Task details:
Transcribe the records that follow, preserving every word.

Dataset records
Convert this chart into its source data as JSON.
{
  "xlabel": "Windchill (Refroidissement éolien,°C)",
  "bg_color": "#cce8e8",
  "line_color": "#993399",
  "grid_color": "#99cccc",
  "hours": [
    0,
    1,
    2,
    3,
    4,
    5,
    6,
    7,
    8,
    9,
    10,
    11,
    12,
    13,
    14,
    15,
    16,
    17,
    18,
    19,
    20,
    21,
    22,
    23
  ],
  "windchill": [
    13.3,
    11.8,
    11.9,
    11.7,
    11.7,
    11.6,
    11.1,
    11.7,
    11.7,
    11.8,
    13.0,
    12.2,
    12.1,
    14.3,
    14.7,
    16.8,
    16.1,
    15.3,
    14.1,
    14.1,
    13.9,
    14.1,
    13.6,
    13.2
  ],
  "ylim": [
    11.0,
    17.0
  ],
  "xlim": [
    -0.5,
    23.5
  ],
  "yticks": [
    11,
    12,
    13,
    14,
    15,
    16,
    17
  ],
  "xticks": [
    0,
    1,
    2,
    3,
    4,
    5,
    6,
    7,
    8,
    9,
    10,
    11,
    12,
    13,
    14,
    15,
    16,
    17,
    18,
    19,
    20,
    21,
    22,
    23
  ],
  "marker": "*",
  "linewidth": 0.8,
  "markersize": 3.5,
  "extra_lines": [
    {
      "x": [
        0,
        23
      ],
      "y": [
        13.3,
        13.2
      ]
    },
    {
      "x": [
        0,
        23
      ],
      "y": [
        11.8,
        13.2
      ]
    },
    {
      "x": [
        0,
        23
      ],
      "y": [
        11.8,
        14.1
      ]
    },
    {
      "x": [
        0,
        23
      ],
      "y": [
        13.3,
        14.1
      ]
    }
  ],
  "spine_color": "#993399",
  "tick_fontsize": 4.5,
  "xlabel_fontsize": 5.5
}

Solved exercise:
Convert this chart into its source data as JSON.
{
  "xlabel": "Windchill (Refroidissement éolien,°C)",
  "bg_color": "#cce8e8",
  "line_color": "#993399",
  "grid_color": "#99cccc",
  "hours": [
    0,
    1,
    2,
    3,
    4,
    5,
    6,
    7,
    8,
    9,
    10,
    11,
    12,
    13,
    14,
    15,
    16,
    17,
    18,
    19,
    20,
    21,
    22,
    23
  ],
  "windchill": [
    13.3,
    11.8,
    11.9,
    11.7,
    11.7,
    11.6,
    11.1,
    11.7,
    11.7,
    11.8,
    13.0,
    12.2,
    12.1,
    14.3,
    14.7,
    16.8,
    16.1,
    15.3,
    14.1,
    14.1,
    13.9,
    14.1,
    13.6,
    13.2
  ],
  "ylim": [
    11.0,
    17.0
  ],
  "xlim": [
    -0.5,
    23.5
  ],
  "yticks": [
    11,
    12,
    13,
    14,
    15,
    16,
    17
  ],
  "xticks": [
    0,
    1,
    2,
    3,
    4,
    5,
    6,
    7,
    8,
    9,
    10,
    11,
    12,
    13,
    14,
    15,
    16,
    17,
    18,
    19,
    20,
    21,
    22,
    23
  ],
  "marker": "*",
  "linewidth": 0.8,
  "markersize": 3.5,
  "extra_lines": [
    {
      "x": [
        0,
        23
      ],
      "y": [
        13.3,
        13.2
      ]
    },
    {
      "x": [
        0,
        23
      ],
      "y": [
        11.8,
        13.2
      ]
    },
    {
      "x": [
        0,
        23
      ],
      "y": [
        11.8,
        14.1
      ]
    },
    {
      "x": [
        0,
        23
      ],
      "y": [
        13.3,
        14.1
      ]
    }
  ],
  "spine_color": "#993399",
  "tick_fontsize": 4.5,
  "xlabel_fontsize": 5.5
}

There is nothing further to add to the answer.